> Provided data
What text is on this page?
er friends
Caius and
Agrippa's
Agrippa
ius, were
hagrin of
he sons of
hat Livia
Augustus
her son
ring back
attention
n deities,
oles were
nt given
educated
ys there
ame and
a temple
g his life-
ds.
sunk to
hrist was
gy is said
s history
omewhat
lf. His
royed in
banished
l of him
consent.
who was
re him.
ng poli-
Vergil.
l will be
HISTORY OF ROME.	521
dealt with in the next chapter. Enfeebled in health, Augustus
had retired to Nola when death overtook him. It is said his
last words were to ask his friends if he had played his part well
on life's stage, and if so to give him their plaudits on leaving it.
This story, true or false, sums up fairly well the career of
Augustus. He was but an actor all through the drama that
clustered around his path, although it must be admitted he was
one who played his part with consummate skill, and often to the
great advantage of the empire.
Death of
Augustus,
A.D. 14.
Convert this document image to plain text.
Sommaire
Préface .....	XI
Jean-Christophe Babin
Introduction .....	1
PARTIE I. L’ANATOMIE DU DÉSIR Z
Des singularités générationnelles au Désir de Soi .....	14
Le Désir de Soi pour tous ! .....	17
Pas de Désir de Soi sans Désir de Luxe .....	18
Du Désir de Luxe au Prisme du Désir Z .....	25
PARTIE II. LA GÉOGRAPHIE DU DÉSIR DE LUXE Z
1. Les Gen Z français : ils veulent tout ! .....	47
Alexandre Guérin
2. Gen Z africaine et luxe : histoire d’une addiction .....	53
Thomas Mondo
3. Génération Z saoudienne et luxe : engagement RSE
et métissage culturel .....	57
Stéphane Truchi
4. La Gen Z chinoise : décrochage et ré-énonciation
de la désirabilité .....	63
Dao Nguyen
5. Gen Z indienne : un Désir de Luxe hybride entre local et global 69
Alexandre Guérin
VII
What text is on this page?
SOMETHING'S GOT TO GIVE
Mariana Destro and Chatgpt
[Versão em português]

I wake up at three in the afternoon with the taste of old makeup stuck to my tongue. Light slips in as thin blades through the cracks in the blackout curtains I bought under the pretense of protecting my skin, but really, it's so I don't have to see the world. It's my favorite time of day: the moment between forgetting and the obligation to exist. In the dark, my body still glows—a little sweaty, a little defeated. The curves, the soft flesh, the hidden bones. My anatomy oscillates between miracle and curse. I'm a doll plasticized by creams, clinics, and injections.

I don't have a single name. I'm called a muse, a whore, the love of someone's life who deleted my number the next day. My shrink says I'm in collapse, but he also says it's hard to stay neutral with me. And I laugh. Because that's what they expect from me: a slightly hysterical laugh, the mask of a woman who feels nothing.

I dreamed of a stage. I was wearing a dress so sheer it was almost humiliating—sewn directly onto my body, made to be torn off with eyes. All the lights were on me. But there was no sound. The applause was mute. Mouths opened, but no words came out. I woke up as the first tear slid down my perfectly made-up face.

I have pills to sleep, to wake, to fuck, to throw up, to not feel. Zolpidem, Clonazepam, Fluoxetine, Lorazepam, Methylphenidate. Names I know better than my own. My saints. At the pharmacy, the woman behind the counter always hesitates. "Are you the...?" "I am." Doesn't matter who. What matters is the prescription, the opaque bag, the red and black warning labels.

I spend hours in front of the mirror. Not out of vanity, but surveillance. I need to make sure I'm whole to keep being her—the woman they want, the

> What you will do
Using the listing above, pick out each line that contains the word "body", then copy it.

> Response below
I wake up at three in the afternoon with the taste of old makeup stuck to my tongue. Light slips in as thin blades through the cracks in the blackout curtains I bought under the pretense of protecting my skin, but really, it's so I don't have to see the world. It's my favorite time of day: the moment between forgetting and the obligation to exist. In the dark, my body still glows—a little sweaty, a little defeated. The curves, the soft flesh, the hidden bones. My anatomy oscillates between miracle and curse. I'm a doll plasticized by creams, clinics, and injections.
I dreamed of a stage. I was wearing a dress so sheer it was almost humiliating—sewn directly onto my body, made to be torn off with eyes. All the lights were on me. But there was no sound. The applause was mute. Mouths opened, but no words came out. I woke up as the first tear slid down my perfectly made-up face.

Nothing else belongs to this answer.